REQUIRED TASK => Go through the data below and gather each line containing "PROPORÇÃO".

DATASET RECORDS =>

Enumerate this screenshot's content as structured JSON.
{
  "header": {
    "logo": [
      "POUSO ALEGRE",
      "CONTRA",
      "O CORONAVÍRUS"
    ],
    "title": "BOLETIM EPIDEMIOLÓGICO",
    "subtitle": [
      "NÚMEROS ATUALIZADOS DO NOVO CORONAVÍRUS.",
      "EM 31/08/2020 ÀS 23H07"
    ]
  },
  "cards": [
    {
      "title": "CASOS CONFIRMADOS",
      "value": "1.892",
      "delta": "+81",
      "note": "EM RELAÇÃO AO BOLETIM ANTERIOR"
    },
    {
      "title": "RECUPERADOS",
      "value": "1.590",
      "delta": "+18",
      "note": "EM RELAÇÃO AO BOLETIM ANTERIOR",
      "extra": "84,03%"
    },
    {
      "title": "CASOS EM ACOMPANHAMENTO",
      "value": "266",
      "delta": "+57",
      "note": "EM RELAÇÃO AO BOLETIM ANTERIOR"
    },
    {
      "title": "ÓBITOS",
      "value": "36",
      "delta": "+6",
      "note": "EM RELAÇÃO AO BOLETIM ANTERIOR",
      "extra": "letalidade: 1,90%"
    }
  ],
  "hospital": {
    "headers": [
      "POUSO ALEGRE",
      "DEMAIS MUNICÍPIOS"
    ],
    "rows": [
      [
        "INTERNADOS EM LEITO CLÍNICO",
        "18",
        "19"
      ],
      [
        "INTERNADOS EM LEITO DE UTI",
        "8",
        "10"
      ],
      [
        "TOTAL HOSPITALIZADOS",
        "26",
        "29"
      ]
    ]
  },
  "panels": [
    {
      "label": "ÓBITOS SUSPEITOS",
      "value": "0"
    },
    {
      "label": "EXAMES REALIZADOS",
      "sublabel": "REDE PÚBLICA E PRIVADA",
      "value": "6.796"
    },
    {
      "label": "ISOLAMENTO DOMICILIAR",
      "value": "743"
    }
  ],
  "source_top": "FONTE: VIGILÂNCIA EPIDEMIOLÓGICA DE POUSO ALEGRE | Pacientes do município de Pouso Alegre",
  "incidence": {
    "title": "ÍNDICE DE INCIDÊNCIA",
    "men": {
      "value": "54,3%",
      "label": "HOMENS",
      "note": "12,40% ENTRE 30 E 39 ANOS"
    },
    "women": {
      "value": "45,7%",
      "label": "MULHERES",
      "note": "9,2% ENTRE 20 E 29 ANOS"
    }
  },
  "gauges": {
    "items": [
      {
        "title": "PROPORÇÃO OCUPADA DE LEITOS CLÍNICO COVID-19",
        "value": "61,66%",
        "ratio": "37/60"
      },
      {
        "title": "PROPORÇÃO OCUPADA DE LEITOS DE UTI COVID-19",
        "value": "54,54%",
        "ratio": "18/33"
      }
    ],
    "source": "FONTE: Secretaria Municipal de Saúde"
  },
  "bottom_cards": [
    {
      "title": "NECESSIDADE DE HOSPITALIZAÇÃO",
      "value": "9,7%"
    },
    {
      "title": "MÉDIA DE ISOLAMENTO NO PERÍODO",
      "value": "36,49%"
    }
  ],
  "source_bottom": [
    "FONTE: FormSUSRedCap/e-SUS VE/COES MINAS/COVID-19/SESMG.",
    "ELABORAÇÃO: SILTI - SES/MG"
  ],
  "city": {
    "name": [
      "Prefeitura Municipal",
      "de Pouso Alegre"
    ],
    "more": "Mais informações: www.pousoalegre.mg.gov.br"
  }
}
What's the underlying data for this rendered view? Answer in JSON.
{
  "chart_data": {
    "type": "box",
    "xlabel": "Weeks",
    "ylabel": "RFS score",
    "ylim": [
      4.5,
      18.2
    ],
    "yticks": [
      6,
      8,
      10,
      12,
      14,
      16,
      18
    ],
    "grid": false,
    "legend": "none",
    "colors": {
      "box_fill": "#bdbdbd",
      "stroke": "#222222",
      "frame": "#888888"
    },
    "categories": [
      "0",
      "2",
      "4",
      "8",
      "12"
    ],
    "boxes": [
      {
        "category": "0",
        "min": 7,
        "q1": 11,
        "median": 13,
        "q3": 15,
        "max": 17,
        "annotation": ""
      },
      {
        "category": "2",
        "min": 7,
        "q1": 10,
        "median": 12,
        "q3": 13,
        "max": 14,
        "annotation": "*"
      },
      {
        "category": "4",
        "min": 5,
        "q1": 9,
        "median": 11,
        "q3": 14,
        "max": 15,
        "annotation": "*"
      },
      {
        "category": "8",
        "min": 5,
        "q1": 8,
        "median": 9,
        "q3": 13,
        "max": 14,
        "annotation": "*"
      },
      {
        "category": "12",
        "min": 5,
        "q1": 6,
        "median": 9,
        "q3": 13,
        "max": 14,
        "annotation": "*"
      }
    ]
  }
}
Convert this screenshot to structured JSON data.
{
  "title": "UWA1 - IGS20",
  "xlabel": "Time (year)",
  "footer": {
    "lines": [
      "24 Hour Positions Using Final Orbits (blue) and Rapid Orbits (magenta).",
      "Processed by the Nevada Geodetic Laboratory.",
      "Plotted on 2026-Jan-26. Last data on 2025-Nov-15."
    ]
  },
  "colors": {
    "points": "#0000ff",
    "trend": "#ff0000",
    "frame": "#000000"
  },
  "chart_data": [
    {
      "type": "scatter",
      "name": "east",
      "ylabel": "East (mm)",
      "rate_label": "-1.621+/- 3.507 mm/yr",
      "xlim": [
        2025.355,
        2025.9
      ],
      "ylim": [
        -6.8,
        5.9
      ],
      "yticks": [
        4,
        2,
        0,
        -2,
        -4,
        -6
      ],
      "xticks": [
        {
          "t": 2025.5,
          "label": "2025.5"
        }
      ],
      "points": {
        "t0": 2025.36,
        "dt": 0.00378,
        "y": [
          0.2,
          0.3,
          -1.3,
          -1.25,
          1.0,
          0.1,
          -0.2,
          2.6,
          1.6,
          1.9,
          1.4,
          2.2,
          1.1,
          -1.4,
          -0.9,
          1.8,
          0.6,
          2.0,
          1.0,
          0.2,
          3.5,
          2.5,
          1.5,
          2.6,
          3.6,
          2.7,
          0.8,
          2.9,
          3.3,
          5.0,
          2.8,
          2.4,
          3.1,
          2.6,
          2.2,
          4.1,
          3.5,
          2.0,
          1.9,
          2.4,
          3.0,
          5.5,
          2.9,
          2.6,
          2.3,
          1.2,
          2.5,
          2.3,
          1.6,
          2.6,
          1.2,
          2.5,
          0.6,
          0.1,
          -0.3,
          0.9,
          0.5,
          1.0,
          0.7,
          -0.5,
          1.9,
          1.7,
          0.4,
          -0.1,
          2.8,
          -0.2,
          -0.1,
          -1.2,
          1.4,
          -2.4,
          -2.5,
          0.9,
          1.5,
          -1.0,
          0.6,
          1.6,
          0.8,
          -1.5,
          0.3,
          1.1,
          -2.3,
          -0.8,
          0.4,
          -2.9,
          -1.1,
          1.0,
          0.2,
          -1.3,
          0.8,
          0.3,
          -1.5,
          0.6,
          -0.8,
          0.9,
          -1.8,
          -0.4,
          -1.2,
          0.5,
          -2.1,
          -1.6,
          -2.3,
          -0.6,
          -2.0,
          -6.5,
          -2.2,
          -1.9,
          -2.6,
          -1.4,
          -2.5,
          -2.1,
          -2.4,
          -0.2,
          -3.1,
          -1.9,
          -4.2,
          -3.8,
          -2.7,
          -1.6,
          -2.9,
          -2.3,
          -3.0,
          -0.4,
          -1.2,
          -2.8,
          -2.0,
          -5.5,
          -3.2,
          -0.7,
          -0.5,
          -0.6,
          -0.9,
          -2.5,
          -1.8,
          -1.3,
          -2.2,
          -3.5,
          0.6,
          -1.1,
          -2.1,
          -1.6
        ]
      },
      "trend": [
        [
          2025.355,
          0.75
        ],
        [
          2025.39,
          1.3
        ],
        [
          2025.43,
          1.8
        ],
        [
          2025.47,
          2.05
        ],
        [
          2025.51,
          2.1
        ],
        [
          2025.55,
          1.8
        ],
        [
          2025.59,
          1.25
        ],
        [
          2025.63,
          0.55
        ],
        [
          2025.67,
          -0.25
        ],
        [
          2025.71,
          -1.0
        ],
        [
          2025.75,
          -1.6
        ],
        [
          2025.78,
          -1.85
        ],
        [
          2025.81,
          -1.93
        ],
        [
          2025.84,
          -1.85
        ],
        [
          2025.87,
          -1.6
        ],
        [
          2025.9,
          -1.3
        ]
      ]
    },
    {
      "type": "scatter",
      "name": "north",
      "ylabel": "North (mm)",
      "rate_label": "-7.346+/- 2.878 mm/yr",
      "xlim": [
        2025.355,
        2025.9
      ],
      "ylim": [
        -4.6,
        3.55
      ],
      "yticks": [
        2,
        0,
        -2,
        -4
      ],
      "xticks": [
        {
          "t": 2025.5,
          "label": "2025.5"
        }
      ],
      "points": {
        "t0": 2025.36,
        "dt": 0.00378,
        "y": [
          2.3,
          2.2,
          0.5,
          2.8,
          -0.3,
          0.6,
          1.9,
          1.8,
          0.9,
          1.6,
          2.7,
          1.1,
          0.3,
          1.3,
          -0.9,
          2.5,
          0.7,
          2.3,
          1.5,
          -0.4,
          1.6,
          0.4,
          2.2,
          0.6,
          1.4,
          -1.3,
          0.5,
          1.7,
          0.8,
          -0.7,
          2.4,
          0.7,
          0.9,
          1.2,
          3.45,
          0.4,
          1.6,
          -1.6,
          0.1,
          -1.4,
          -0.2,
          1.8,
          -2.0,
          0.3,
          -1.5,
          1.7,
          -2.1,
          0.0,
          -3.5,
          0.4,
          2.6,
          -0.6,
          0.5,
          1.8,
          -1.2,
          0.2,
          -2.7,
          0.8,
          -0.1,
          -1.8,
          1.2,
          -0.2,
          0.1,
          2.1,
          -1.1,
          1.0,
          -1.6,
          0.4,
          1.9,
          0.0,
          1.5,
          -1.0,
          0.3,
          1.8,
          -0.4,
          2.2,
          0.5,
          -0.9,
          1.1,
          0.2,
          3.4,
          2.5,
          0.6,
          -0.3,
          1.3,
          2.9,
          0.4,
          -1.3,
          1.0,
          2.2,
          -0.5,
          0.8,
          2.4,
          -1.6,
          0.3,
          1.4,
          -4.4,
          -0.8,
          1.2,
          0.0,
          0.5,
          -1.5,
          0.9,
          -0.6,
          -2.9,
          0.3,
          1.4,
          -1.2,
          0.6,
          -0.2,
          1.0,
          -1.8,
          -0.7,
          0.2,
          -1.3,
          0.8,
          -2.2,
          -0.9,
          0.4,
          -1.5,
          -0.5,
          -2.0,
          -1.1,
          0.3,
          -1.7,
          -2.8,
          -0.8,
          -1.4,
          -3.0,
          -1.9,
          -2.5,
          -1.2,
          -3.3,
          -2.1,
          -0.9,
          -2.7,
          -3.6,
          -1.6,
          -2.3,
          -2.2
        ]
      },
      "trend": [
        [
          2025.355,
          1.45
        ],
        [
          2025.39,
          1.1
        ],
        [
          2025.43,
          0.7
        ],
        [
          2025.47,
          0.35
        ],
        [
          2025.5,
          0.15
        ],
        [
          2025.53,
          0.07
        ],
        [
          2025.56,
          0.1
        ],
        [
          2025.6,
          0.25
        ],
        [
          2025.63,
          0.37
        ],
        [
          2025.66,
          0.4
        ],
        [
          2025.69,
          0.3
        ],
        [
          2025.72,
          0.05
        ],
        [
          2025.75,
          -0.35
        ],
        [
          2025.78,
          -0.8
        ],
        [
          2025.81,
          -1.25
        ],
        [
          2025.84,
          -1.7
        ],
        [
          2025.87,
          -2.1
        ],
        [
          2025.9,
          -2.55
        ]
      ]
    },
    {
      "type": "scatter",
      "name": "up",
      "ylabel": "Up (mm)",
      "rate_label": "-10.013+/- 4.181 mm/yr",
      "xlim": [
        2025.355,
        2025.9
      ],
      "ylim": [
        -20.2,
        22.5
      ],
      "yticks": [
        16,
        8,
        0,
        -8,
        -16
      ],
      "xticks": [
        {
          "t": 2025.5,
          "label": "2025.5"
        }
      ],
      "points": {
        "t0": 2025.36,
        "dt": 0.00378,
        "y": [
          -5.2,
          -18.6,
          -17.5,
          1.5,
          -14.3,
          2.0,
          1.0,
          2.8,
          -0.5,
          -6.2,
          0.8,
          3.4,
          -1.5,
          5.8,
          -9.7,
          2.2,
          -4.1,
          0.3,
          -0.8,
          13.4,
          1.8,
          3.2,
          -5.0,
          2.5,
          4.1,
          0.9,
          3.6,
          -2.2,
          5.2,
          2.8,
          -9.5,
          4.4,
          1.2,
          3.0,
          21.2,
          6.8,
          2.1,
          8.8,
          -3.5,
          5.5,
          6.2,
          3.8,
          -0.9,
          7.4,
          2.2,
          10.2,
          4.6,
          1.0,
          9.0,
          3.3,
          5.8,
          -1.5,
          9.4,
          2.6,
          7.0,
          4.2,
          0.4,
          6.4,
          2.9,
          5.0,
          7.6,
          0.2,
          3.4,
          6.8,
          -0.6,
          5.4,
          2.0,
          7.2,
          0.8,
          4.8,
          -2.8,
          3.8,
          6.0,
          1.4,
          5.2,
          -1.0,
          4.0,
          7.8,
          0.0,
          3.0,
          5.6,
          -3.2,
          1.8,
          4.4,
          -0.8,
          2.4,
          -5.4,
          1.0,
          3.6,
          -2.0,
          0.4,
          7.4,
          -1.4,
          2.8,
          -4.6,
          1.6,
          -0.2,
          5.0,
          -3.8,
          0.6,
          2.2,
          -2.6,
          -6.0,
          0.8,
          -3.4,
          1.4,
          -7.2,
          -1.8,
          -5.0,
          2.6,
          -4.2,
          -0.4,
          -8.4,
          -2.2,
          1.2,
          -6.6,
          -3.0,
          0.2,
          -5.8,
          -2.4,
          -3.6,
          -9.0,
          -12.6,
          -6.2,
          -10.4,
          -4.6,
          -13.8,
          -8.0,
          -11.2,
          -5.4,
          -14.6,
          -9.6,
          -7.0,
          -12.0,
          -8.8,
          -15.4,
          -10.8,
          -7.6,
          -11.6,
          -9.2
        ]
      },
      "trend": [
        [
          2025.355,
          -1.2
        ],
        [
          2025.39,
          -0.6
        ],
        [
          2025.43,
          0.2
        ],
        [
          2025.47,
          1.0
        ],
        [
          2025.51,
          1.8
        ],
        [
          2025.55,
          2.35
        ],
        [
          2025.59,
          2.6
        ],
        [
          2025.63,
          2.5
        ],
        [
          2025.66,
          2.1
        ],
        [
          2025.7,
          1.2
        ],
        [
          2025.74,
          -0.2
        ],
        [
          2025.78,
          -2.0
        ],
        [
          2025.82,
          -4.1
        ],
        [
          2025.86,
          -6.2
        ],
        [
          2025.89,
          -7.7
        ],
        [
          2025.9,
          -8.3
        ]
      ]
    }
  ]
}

THE SOLUTION =>
        "title": "PROPORÇÃO OCUPADA DE LEITOS CLÍNICO COVID-19",
        "title": "PROPORÇÃO OCUPADA DE LEITOS DE UTI COVID-19",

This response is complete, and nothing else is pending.